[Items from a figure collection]
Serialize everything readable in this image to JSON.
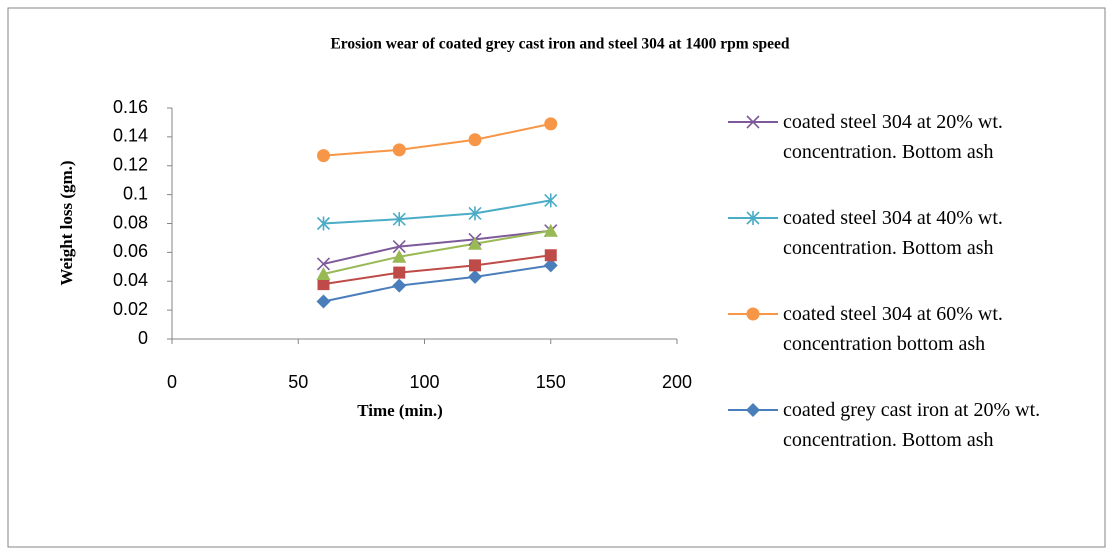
{
  "chart_data": {
    "type": "line",
    "title": "Erosion wear of coated grey cast iron and steel 304 at 1400 rpm speed",
    "x_label": "Time (min.)",
    "y_label": "Weight loss (gm.)",
    "x": [
      60,
      90,
      120,
      150
    ],
    "xlim": [
      0,
      200
    ],
    "xticks": [
      0,
      50,
      100,
      150,
      200
    ],
    "ylim": [
      0,
      0.16
    ],
    "yticks": [
      0,
      0.02,
      0.04,
      0.06,
      0.08,
      0.1,
      0.12,
      0.14,
      0.16
    ],
    "grid": false,
    "legend": "right",
    "series": [
      {
        "name": "coated steel 304 at 20% wt. concentration. Bottom ash",
        "color": "#7e5a9b",
        "marker": "x",
        "values": [
          0.052,
          0.064,
          0.069,
          0.075
        ]
      },
      {
        "name": "coated steel 304 at 40% wt. concentration. Bottom ash",
        "color": "#4bacc6",
        "marker": "star",
        "values": [
          0.08,
          0.083,
          0.087,
          0.096
        ]
      },
      {
        "name": "coated steel 304 at 60% wt. concentration bottom ash",
        "color": "#f79646",
        "marker": "circle",
        "values": [
          0.127,
          0.131,
          0.138,
          0.149
        ]
      },
      {
        "name": "coated grey cast iron at 20% wt. concentration. Bottom ash",
        "color": "#4a7ebb",
        "marker": "diamond",
        "values": [
          0.026,
          0.037,
          0.043,
          0.051
        ]
      },
      {
        "color": "#be4b48",
        "marker": "square",
        "values": [
          0.038,
          0.046,
          0.051,
          0.058
        ]
      },
      {
        "color": "#98b954",
        "marker": "triangle",
        "values": [
          0.045,
          0.057,
          0.066,
          0.075
        ]
      }
    ]
  }
}
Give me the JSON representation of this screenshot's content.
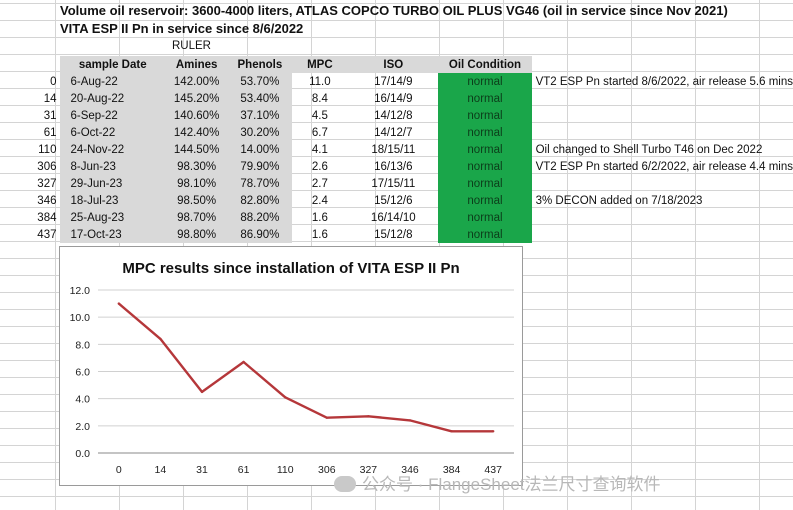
{
  "header": {
    "line1": "Volume oil reservoir:   3600-4000 liters, ATLAS COPCO TURBO OIL PLUS VG46 (oil in service since Nov 2021)",
    "line2": "VITA ESP II Pn  in service since 8/6/2022",
    "ruler": "RULER"
  },
  "table": {
    "columns": [
      "sample Date",
      "Amines",
      "Phenols",
      "MPC",
      "ISO",
      "Oil Condition"
    ],
    "rows": [
      {
        "days": "0",
        "date": "6-Aug-22",
        "amines": "142.00%",
        "phenols": "53.70%",
        "mpc": "11.0",
        "iso": "17/14/9",
        "cond": "normal",
        "note": "VT2 ESP Pn started 8/6/2022, air release 5.6 mins"
      },
      {
        "days": "14",
        "date": "20-Aug-22",
        "amines": "145.20%",
        "phenols": "53.40%",
        "mpc": "8.4",
        "iso": "16/14/9",
        "cond": "normal",
        "note": ""
      },
      {
        "days": "31",
        "date": "6-Sep-22",
        "amines": "140.60%",
        "phenols": "37.10%",
        "mpc": "4.5",
        "iso": "14/12/8",
        "cond": "normal",
        "note": ""
      },
      {
        "days": "61",
        "date": "6-Oct-22",
        "amines": "142.40%",
        "phenols": "30.20%",
        "mpc": "6.7",
        "iso": "14/12/7",
        "cond": "normal",
        "note": ""
      },
      {
        "days": "110",
        "date": "24-Nov-22",
        "amines": "144.50%",
        "phenols": "14.00%",
        "mpc": "4.1",
        "iso": "18/15/11",
        "cond": "normal",
        "note": "Oil changed to Shell Turbo T46 on Dec 2022"
      },
      {
        "days": "306",
        "date": "8-Jun-23",
        "amines": "98.30%",
        "phenols": "79.90%",
        "mpc": "2.6",
        "iso": "16/13/6",
        "cond": "normal",
        "note": "VT2 ESP Pn started 6/2/2022, air release 4.4 mins"
      },
      {
        "days": "327",
        "date": "29-Jun-23",
        "amines": "98.10%",
        "phenols": "78.70%",
        "mpc": "2.7",
        "iso": "17/15/11",
        "cond": "normal",
        "note": ""
      },
      {
        "days": "346",
        "date": "18-Jul-23",
        "amines": "98.50%",
        "phenols": "82.80%",
        "mpc": "2.4",
        "iso": "15/12/6",
        "cond": "normal",
        "note": "3% DECON added on 7/18/2023"
      },
      {
        "days": "384",
        "date": "25-Aug-23",
        "amines": "98.70%",
        "phenols": "88.20%",
        "mpc": "1.6",
        "iso": "16/14/10",
        "cond": "normal",
        "note": ""
      },
      {
        "days": "437",
        "date": "17-Oct-23",
        "amines": "98.80%",
        "phenols": "86.90%",
        "mpc": "1.6",
        "iso": "15/12/8",
        "cond": "normal",
        "note": ""
      }
    ]
  },
  "colors": {
    "oil_condition_bg": "#1aa64a",
    "line": "#b5373a",
    "shade": "#d9d9d9"
  },
  "watermark": "公众号 · FlangeSheet法兰尺寸查询软件",
  "chart_data": {
    "type": "line",
    "title": "MPC results since installation of VITA ESP II Pn",
    "categories": [
      "0",
      "14",
      "31",
      "61",
      "110",
      "306",
      "327",
      "346",
      "384",
      "437"
    ],
    "values": [
      11.0,
      8.4,
      4.5,
      6.7,
      4.1,
      2.6,
      2.7,
      2.4,
      1.6,
      1.6
    ],
    "yticks": [
      "0.0",
      "2.0",
      "4.0",
      "6.0",
      "8.0",
      "10.0",
      "12.0"
    ],
    "ylim": [
      0,
      12
    ],
    "xlabel": "",
    "ylabel": "",
    "grid": true,
    "legend": "none"
  }
}
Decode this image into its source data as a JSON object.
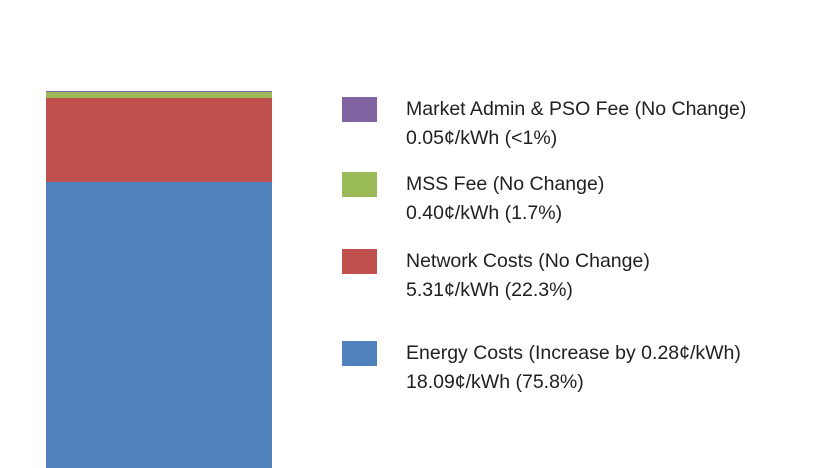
{
  "chart_data": {
    "type": "bar",
    "stacked": true,
    "title": "",
    "xlabel": "",
    "ylabel": "",
    "ylim": [
      0,
      23.85
    ],
    "y_max_visible": 23.85,
    "legend_position": "right",
    "series": [
      {
        "name": "Energy Costs (Increase by 0.28¢/kWh)",
        "value": 18.09,
        "value_label": "18.09¢/kWh (75.8%)",
        "color": "#4f81bd"
      },
      {
        "name": "Network Costs (No Change)",
        "value": 5.31,
        "value_label": "5.31¢/kWh (22.3%)",
        "color": "#c0504d"
      },
      {
        "name": "MSS Fee (No Change)",
        "value": 0.4,
        "value_label": "0.40¢/kWh (1.7%)",
        "color": "#9bbb59"
      },
      {
        "name": "Market Admin & PSO Fee (No Change)",
        "value": 0.05,
        "value_label": "0.05¢/kWh (<1%)",
        "color": "#8064a2"
      }
    ]
  }
}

Aim
Repeat the line containing "Decode this image" and every line after it up to the end of the material above, exactly as they stand, minus the pictures.

The completed task
Decode this image into its source data as a JSON object.
{
  "chart_data": {
    "type": "bar",
    "stacked": true,
    "title": "",
    "xlabel": "",
    "ylabel": "",
    "ylim": [
      0,
      23.85
    ],
    "y_max_visible": 23.85,
    "legend_position": "right",
    "series": [
      {
        "name": "Energy Costs (Increase by 0.28¢/kWh)",
        "value": 18.09,
        "value_label": "18.09¢/kWh (75.8%)",
        "color": "#4f81bd"
      },
      {
        "name": "Network Costs (No Change)",
        "value": 5.31,
        "value_label": "5.31¢/kWh (22.3%)",
        "color": "#c0504d"
      },
      {
        "name": "MSS Fee (No Change)",
        "value": 0.4,
        "value_label": "0.40¢/kWh (1.7%)",
        "color": "#9bbb59"
      },
      {
        "name": "Market Admin & PSO Fee (No Change)",
        "value": 0.05,
        "value_label": "0.05¢/kWh (<1%)",
        "color": "#8064a2"
      }
    ]
  }
}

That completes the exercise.